[Stored data]
□ □ □

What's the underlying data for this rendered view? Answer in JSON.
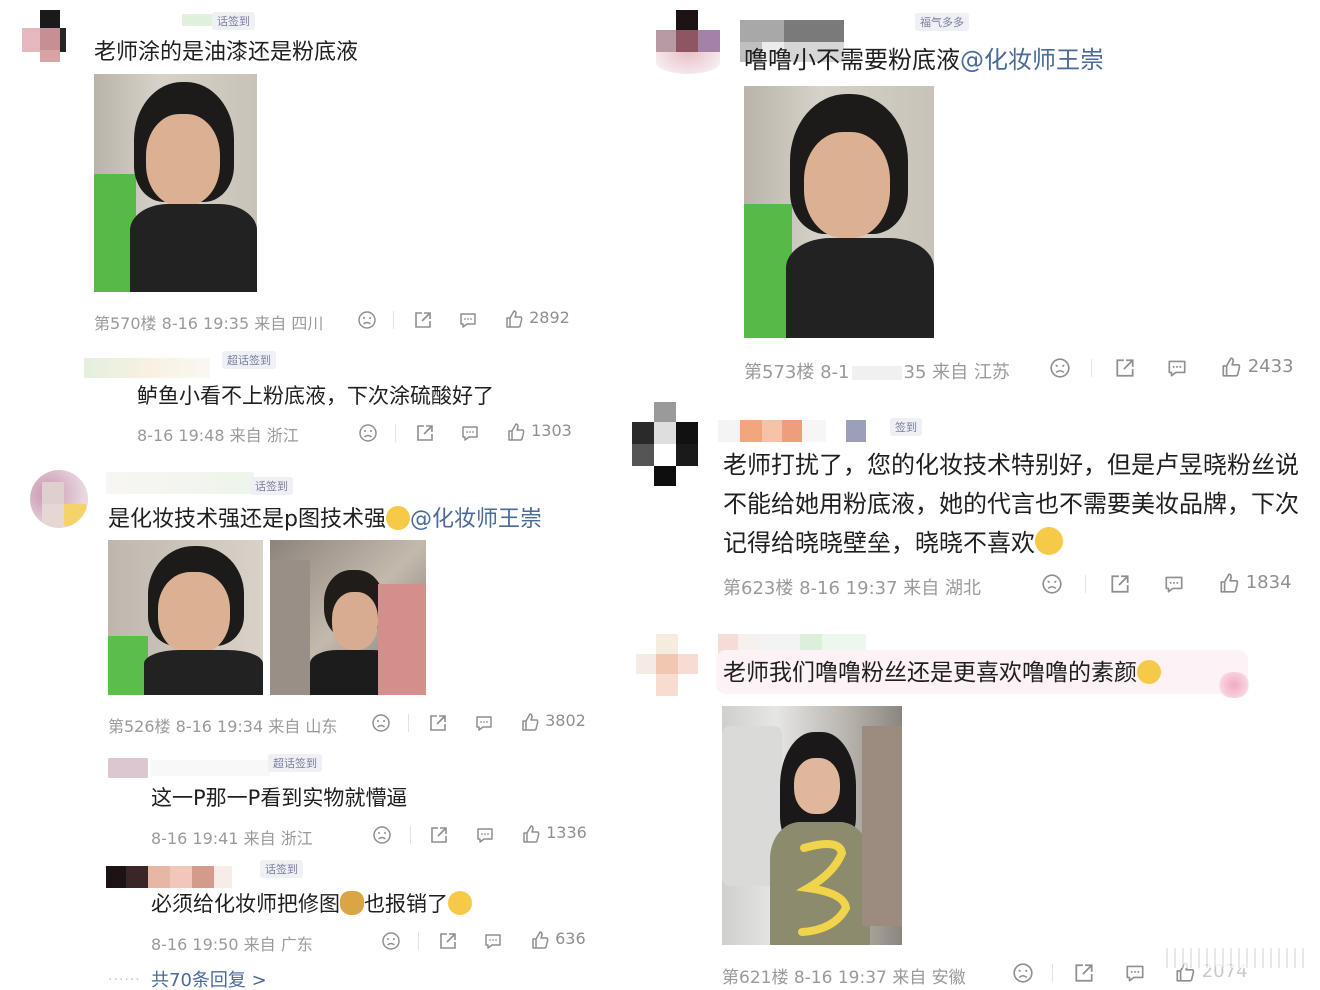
{
  "left": {
    "c570": {
      "badge": "话签到",
      "text": "老师涂的是油漆还是粉底液",
      "floor": "第570楼",
      "time": "8-16 19:35",
      "location": "来自 四川",
      "likes": "2892",
      "reply": {
        "badge": "超话签到",
        "text": "鲈鱼小看不上粉底液，下次涂硫酸好了",
        "time": "8-16 19:48",
        "location": "来自 浙江",
        "likes": "1303"
      }
    },
    "c526": {
      "badge": "话签到",
      "text": "是化妆技术强还是p图技术强",
      "mention": "@化妆师王崇",
      "floor": "第526楼",
      "time": "8-16 19:34",
      "location": "来自 山东",
      "likes": "3802",
      "replies": [
        {
          "badge": "超话签到",
          "text": "这一P那一P看到实物就懵逼",
          "time": "8-16 19:41",
          "location": "来自 浙江",
          "likes": "1336"
        },
        {
          "badge": "话签到",
          "text": "必须给化妆师把修图",
          "text_after": "也报销了",
          "time": "8-16 19:50",
          "location": "来自 广东",
          "likes": "636"
        }
      ],
      "more": "共70条回复 >"
    }
  },
  "right": {
    "c573": {
      "badge": "福气多多",
      "text": "噜噜小不需要粉底液",
      "mention": "@化妆师王崇",
      "floor": "第573楼",
      "time_a": "8-1",
      "time_b": "35",
      "location": "来自 江苏",
      "likes": "2433"
    },
    "c623": {
      "badge": "签到",
      "text": "老师打扰了，您的化妆技术特别好，但是卢昱晓粉丝说不能给她用粉底液，她的代言也不需要美妆品牌，下次记得给晓晓壁垒，晓晓不喜欢",
      "floor": "第623楼",
      "time": "8-16 19:37",
      "location": "来自 湖北",
      "likes": "1834"
    },
    "c621": {
      "text": "老师我们噜噜粉丝还是更喜欢噜噜的素颜",
      "floor": "第621楼",
      "time": "8-16 19:37",
      "location": "来自 安徽",
      "likes": "2074"
    }
  },
  "icons": [
    "dislike-icon",
    "share-icon",
    "comment-icon",
    "like-icon"
  ],
  "colors": {
    "mention": "#4a6a98",
    "meta": "#9a9a9a",
    "badge_bg": "#eef0f6"
  }
}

□ □ □

> What needs to be done: Make an exact copy of the records shown above, without the pictures.

> Result of this exercise:
What's the underlying data for this rendered view? Answer in JSON.
{
  "left": {
    "c570": {
      "badge": "话签到",
      "text": "老师涂的是油漆还是粉底液",
      "floor": "第570楼",
      "time": "8-16 19:35",
      "location": "来自 四川",
      "likes": "2892",
      "reply": {
        "badge": "超话签到",
        "text": "鲈鱼小看不上粉底液，下次涂硫酸好了",
        "time": "8-16 19:48",
        "location": "来自 浙江",
        "likes": "1303"
      }
    },
    "c526": {
      "badge": "话签到",
      "text": "是化妆技术强还是p图技术强",
      "mention": "@化妆师王崇",
      "floor": "第526楼",
      "time": "8-16 19:34",
      "location": "来自 山东",
      "likes": "3802",
      "replies": [
        {
          "badge": "超话签到",
          "text": "这一P那一P看到实物就懵逼",
          "time": "8-16 19:41",
          "location": "来自 浙江",
          "likes": "1336"
        },
        {
          "badge": "话签到",
          "text": "必须给化妆师把修图",
          "text_after": "也报销了",
          "time": "8-16 19:50",
          "location": "来自 广东",
          "likes": "636"
        }
      ],
      "more": "共70条回复 >"
    }
  },
  "right": {
    "c573": {
      "badge": "福气多多",
      "text": "噜噜小不需要粉底液",
      "mention": "@化妆师王崇",
      "floor": "第573楼",
      "time_a": "8-1",
      "time_b": "35",
      "location": "来自 江苏",
      "likes": "2433"
    },
    "c623": {
      "badge": "签到",
      "text": "老师打扰了，您的化妆技术特别好，但是卢昱晓粉丝说不能给她用粉底液，她的代言也不需要美妆品牌，下次记得给晓晓壁垒，晓晓不喜欢",
      "floor": "第623楼",
      "time": "8-16 19:37",
      "location": "来自 湖北",
      "likes": "1834"
    },
    "c621": {
      "text": "老师我们噜噜粉丝还是更喜欢噜噜的素颜",
      "floor": "第621楼",
      "time": "8-16 19:37",
      "location": "来自 安徽",
      "likes": "2074"
    }
  },
  "icons": [
    "dislike-icon",
    "share-icon",
    "comment-icon",
    "like-icon"
  ],
  "colors": {
    "mention": "#4a6a98",
    "meta": "#9a9a9a",
    "badge_bg": "#eef0f6"
  }
}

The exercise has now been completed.